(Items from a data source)
******************************

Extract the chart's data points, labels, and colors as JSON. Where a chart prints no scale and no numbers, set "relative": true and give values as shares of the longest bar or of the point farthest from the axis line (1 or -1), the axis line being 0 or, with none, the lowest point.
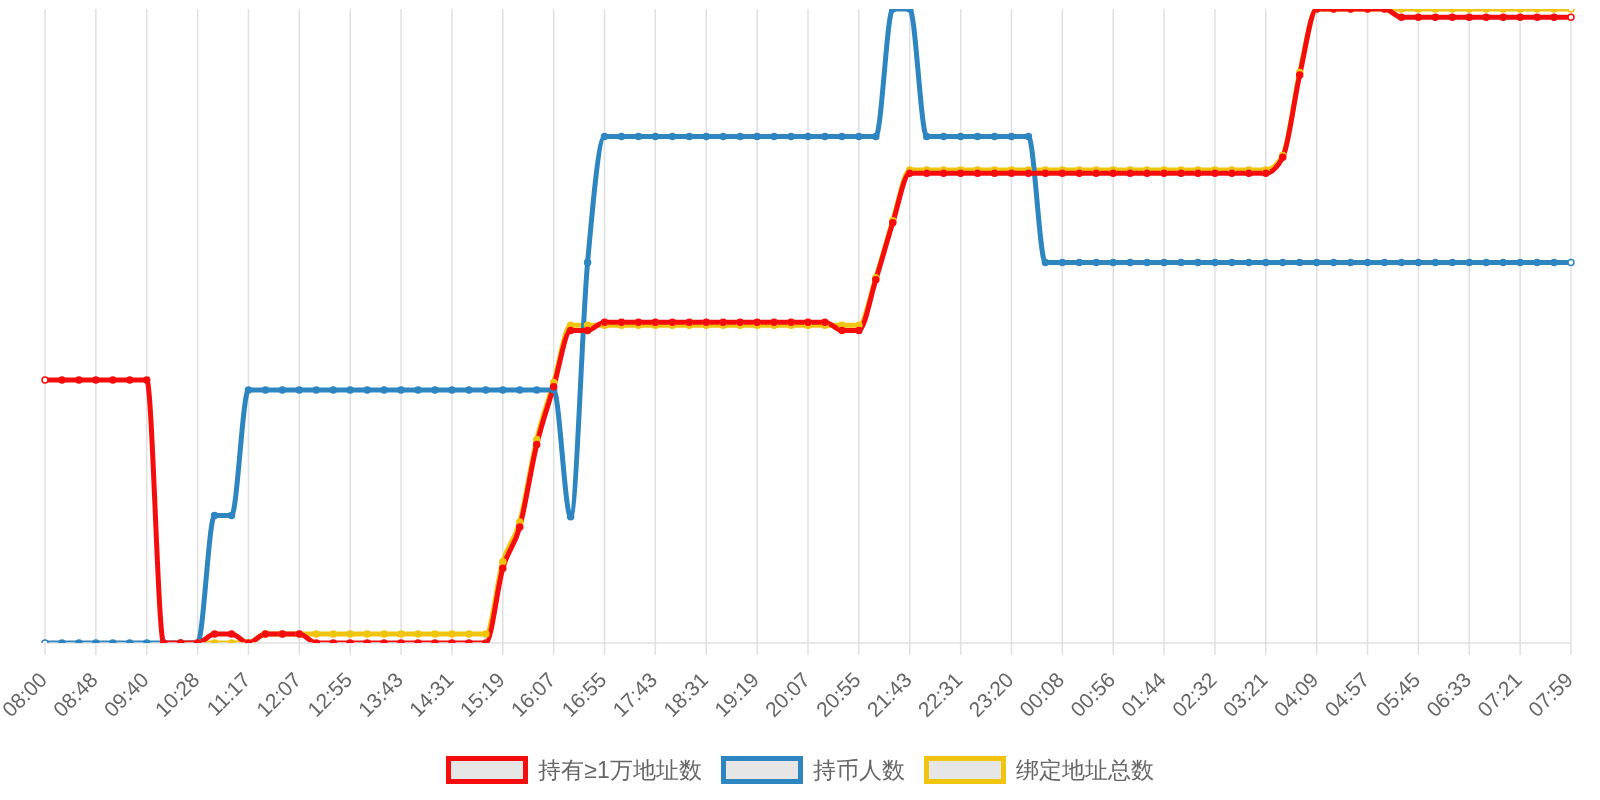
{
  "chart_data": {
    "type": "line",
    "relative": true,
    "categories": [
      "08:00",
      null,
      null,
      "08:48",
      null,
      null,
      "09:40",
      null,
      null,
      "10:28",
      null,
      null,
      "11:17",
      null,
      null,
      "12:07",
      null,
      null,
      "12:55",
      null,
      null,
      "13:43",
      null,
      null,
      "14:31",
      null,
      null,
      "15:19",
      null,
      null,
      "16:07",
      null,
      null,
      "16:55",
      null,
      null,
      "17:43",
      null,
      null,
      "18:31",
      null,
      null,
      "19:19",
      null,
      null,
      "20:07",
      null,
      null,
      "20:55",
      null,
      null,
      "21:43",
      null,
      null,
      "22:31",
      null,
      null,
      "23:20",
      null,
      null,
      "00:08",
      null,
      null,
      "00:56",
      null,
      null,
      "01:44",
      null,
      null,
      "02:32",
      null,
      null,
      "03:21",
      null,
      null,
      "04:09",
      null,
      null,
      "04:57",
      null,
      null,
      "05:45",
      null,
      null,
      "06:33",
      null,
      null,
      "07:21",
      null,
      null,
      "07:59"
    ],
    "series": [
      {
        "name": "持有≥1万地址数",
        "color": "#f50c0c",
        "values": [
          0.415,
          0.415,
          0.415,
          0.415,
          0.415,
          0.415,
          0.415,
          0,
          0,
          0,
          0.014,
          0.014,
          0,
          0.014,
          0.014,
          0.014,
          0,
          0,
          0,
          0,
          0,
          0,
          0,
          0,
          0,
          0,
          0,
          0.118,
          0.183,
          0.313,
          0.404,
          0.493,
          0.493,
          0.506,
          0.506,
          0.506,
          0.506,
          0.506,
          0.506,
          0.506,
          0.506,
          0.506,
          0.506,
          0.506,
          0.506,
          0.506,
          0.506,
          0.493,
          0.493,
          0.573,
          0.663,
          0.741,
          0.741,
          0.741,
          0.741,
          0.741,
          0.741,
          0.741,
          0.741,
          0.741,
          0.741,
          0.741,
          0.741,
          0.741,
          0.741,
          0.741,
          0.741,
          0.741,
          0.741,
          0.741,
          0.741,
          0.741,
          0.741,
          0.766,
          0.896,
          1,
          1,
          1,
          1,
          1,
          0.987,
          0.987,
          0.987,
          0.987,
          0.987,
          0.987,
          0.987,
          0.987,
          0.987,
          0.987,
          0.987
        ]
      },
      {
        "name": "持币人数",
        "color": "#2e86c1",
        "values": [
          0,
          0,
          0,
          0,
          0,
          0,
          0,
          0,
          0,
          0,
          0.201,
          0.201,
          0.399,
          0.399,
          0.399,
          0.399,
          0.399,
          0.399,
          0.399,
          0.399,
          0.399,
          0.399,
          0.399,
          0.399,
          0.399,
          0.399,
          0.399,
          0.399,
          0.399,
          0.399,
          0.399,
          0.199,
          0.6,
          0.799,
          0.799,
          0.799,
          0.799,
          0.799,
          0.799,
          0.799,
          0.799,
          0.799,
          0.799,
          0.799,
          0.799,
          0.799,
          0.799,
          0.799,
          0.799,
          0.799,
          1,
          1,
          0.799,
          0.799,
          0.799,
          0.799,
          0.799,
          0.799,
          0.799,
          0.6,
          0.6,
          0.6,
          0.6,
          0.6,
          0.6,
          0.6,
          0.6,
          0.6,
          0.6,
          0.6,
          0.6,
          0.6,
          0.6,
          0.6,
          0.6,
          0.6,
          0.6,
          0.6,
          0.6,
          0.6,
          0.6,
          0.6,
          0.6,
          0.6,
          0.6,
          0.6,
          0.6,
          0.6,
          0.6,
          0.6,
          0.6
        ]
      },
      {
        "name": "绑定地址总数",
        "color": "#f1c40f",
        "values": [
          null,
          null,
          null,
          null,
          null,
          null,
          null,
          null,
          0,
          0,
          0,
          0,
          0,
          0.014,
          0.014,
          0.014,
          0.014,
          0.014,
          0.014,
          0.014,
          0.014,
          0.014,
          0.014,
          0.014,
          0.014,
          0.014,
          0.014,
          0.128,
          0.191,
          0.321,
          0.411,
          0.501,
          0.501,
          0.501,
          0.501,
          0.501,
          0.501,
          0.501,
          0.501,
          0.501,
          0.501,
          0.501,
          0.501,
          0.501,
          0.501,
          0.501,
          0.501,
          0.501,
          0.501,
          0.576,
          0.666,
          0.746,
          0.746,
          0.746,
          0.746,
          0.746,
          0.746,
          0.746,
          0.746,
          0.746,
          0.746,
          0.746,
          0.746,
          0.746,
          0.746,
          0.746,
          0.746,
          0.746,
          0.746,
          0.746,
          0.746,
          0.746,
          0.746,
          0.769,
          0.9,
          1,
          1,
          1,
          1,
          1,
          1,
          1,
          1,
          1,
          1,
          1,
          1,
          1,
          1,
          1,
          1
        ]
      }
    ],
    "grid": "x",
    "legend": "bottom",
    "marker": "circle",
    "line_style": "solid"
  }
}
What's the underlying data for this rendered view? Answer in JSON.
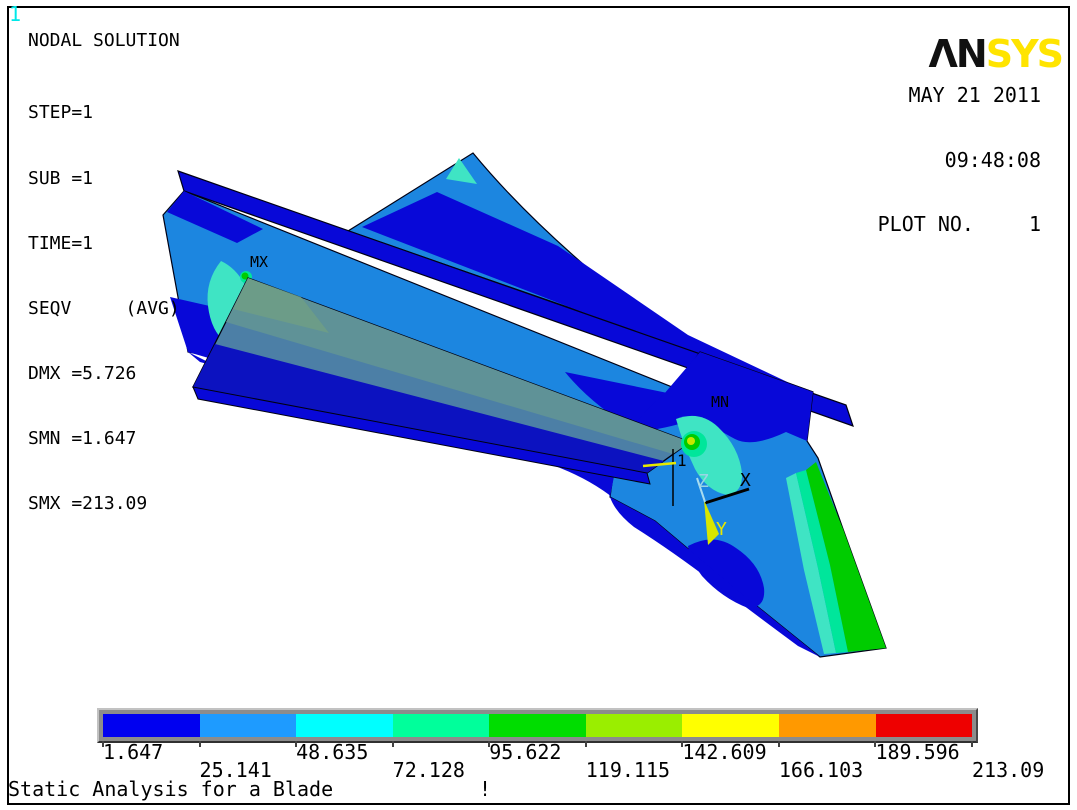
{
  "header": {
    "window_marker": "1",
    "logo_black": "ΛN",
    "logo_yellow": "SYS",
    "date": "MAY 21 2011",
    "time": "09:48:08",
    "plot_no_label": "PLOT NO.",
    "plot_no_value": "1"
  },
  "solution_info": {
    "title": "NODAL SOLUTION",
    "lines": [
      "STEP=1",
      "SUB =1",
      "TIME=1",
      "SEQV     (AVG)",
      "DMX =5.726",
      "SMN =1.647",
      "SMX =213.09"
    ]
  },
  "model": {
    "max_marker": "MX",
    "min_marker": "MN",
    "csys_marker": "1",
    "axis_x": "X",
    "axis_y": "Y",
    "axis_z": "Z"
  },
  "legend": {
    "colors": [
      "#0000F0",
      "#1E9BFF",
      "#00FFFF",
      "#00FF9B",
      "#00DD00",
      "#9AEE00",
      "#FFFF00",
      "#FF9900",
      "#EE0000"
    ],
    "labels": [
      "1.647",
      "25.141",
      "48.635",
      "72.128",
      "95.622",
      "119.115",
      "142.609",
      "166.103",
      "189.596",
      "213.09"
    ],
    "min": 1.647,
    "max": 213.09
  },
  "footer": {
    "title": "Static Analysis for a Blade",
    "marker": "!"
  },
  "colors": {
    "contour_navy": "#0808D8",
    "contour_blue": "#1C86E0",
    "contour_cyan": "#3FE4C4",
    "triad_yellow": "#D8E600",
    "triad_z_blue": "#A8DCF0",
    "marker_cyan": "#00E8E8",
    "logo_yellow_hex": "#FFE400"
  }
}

******************************

## What you should do
Repeat each entry exactly. Pictures do not belong in the copy.

## Solution to this task
Extract the chart's data points, labels, and colors as JSON. Where a chart prints no scale and no numbers, set "relative": true and give values as shares of the longest bar or of the point farthest from the axis line (1 or -1), the axis line being 0 or, with none, the lowest point.
{
  "chart_data": {
    "type": "line",
    "relative": true,
    "categories": [
      "08:00",
      null,
      null,
      "08:48",
      null,
      null,
      "09:40",
      null,
      null,
      "10:28",
      null,
      null,
      "11:17",
      null,
      null,
      "12:07",
      null,
      null,
      "12:55",
      null,
      null,
      "13:43",
      null,
      null,
      "14:31",
      null,
      null,
      "15:19",
      null,
      null,
      "16:07",
      null,
      null,
      "16:55",
      null,
      null,
      "17:43",
      null,
      null,
      "18:31",
      null,
      null,
      "19:19",
      null,
      null,
      "20:07",
      null,
      null,
      "20:55",
      null,
      null,
      "21:43",
      null,
      null,
      "22:31",
      null,
      null,
      "23:20",
      null,
      null,
      "00:08",
      null,
      null,
      "00:56",
      null,
      null,
      "01:44",
      null,
      null,
      "02:32",
      null,
      null,
      "03:21",
      null,
      null,
      "04:09",
      null,
      null,
      "04:57",
      null,
      null,
      "05:45",
      null,
      null,
      "06:33",
      null,
      null,
      "07:21",
      null,
      null,
      "07:59"
    ],
    "series": [
      {
        "name": "持有≥1万地址数",
        "color": "#f50c0c",
        "values": [
          0.415,
          0.415,
          0.415,
          0.415,
          0.415,
          0.415,
          0.415,
          0,
          0,
          0,
          0.014,
          0.014,
          0,
          0.014,
          0.014,
          0.014,
          0,
          0,
          0,
          0,
          0,
          0,
          0,
          0,
          0,
          0,
          0,
          0.118,
          0.183,
          0.313,
          0.404,
          0.493,
          0.493,
          0.506,
          0.506,
          0.506,
          0.506,
          0.506,
          0.506,
          0.506,
          0.506,
          0.506,
          0.506,
          0.506,
          0.506,
          0.506,
          0.506,
          0.493,
          0.493,
          0.573,
          0.663,
          0.741,
          0.741,
          0.741,
          0.741,
          0.741,
          0.741,
          0.741,
          0.741,
          0.741,
          0.741,
          0.741,
          0.741,
          0.741,
          0.741,
          0.741,
          0.741,
          0.741,
          0.741,
          0.741,
          0.741,
          0.741,
          0.741,
          0.766,
          0.896,
          1,
          1,
          1,
          1,
          1,
          0.987,
          0.987,
          0.987,
          0.987,
          0.987,
          0.987,
          0.987,
          0.987,
          0.987,
          0.987,
          0.987
        ]
      },
      {
        "name": "持币人数",
        "color": "#2e86c1",
        "values": [
          0,
          0,
          0,
          0,
          0,
          0,
          0,
          0,
          0,
          0,
          0.201,
          0.201,
          0.399,
          0.399,
          0.399,
          0.399,
          0.399,
          0.399,
          0.399,
          0.399,
          0.399,
          0.399,
          0.399,
          0.399,
          0.399,
          0.399,
          0.399,
          0.399,
          0.399,
          0.399,
          0.399,
          0.199,
          0.6,
          0.799,
          0.799,
          0.799,
          0.799,
          0.799,
          0.799,
          0.799,
          0.799,
          0.799,
          0.799,
          0.799,
          0.799,
          0.799,
          0.799,
          0.799,
          0.799,
          0.799,
          1,
          1,
          0.799,
          0.799,
          0.799,
          0.799,
          0.799,
          0.799,
          0.799,
          0.6,
          0.6,
          0.6,
          0.6,
          0.6,
          0.6,
          0.6,
          0.6,
          0.6,
          0.6,
          0.6,
          0.6,
          0.6,
          0.6,
          0.6,
          0.6,
          0.6,
          0.6,
          0.6,
          0.6,
          0.6,
          0.6,
          0.6,
          0.6,
          0.6,
          0.6,
          0.6,
          0.6,
          0.6,
          0.6,
          0.6,
          0.6
        ]
      },
      {
        "name": "绑定地址总数",
        "color": "#f1c40f",
        "values": [
          null,
          null,
          null,
          null,
          null,
          null,
          null,
          null,
          0,
          0,
          0,
          0,
          0,
          0.014,
          0.014,
          0.014,
          0.014,
          0.014,
          0.014,
          0.014,
          0.014,
          0.014,
          0.014,
          0.014,
          0.014,
          0.014,
          0.014,
          0.128,
          0.191,
          0.321,
          0.411,
          0.501,
          0.501,
          0.501,
          0.501,
          0.501,
          0.501,
          0.501,
          0.501,
          0.501,
          0.501,
          0.501,
          0.501,
          0.501,
          0.501,
          0.501,
          0.501,
          0.501,
          0.501,
          0.576,
          0.666,
          0.746,
          0.746,
          0.746,
          0.746,
          0.746,
          0.746,
          0.746,
          0.746,
          0.746,
          0.746,
          0.746,
          0.746,
          0.746,
          0.746,
          0.746,
          0.746,
          0.746,
          0.746,
          0.746,
          0.746,
          0.746,
          0.746,
          0.769,
          0.9,
          1,
          1,
          1,
          1,
          1,
          1,
          1,
          1,
          1,
          1,
          1,
          1,
          1,
          1,
          1,
          1
        ]
      }
    ],
    "grid": "x",
    "legend": "bottom",
    "marker": "circle",
    "line_style": "solid"
  }
}
What's the underlying data for this rendered view? Answer in JSON.
{
  "header": {
    "window_marker": "1",
    "logo_black": "ΛN",
    "logo_yellow": "SYS",
    "date": "MAY 21 2011",
    "time": "09:48:08",
    "plot_no_label": "PLOT NO.",
    "plot_no_value": "1"
  },
  "solution_info": {
    "title": "NODAL SOLUTION",
    "lines": [
      "STEP=1",
      "SUB =1",
      "TIME=1",
      "SEQV     (AVG)",
      "DMX =5.726",
      "SMN =1.647",
      "SMX =213.09"
    ]
  },
  "model": {
    "max_marker": "MX",
    "min_marker": "MN",
    "csys_marker": "1",
    "axis_x": "X",
    "axis_y": "Y",
    "axis_z": "Z"
  },
  "legend": {
    "colors": [
      "#0000F0",
      "#1E9BFF",
      "#00FFFF",
      "#00FF9B",
      "#00DD00",
      "#9AEE00",
      "#FFFF00",
      "#FF9900",
      "#EE0000"
    ],
    "labels": [
      "1.647",
      "25.141",
      "48.635",
      "72.128",
      "95.622",
      "119.115",
      "142.609",
      "166.103",
      "189.596",
      "213.09"
    ],
    "min": 1.647,
    "max": 213.09
  },
  "footer": {
    "title": "Static Analysis for a Blade",
    "marker": "!"
  },
  "colors": {
    "contour_navy": "#0808D8",
    "contour_blue": "#1C86E0",
    "contour_cyan": "#3FE4C4",
    "triad_yellow": "#D8E600",
    "triad_z_blue": "#A8DCF0",
    "marker_cyan": "#00E8E8",
    "logo_yellow_hex": "#FFE400"
  }
}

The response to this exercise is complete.